• [WHAT THIS TASK INVOLVES] Scan the data. Collect each line that contains the word "стояла".

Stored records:
────────────────────
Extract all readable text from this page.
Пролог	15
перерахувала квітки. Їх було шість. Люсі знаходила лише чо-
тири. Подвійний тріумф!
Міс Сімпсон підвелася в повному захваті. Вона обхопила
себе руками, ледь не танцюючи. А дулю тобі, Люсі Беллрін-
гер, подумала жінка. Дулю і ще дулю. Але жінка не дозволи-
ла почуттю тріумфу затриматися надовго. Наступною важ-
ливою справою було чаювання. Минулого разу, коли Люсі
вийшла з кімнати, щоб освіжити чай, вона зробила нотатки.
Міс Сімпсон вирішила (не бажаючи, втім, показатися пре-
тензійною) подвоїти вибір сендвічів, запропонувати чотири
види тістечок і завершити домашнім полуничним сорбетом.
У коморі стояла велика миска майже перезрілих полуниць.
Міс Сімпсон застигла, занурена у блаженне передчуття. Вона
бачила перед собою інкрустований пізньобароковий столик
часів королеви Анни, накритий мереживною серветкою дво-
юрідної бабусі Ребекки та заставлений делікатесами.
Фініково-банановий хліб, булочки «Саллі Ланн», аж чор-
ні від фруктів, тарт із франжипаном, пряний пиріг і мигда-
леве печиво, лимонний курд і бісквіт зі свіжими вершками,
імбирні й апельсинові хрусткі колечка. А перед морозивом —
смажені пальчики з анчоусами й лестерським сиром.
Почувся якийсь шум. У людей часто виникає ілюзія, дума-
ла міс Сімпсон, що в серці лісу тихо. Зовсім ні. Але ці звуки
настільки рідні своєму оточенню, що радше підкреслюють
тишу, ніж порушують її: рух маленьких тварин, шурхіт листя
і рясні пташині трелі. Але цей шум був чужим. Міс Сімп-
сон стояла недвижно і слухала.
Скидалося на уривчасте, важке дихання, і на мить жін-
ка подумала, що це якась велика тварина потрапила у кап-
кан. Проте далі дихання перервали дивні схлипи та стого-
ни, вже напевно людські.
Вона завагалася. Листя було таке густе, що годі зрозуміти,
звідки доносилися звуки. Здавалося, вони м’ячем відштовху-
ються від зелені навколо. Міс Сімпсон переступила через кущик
────────────────────
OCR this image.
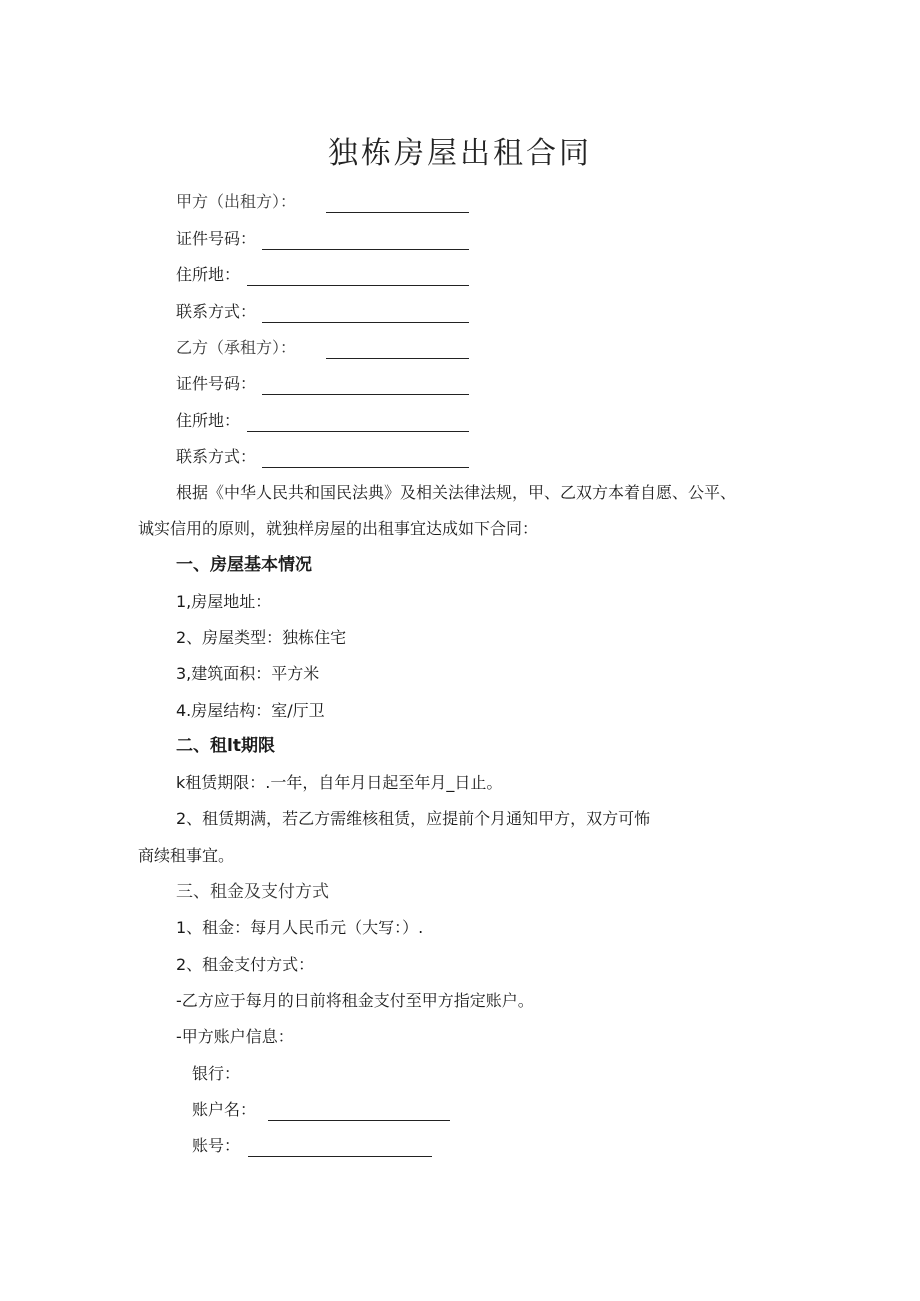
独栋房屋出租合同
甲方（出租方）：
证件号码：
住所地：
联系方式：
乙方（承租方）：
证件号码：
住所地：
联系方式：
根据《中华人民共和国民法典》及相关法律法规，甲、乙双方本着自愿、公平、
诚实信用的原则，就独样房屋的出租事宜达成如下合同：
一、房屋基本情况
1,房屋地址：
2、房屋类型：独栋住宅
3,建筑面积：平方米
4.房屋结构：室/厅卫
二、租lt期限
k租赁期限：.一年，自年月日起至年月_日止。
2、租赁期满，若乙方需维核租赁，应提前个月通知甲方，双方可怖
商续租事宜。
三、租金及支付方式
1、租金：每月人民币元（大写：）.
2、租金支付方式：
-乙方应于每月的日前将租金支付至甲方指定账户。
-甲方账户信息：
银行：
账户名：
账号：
────────────────────
• [REPLY]
У коморі стояла велика миска майже перезрілих полуниць.
сон стояла недвижно і слухала.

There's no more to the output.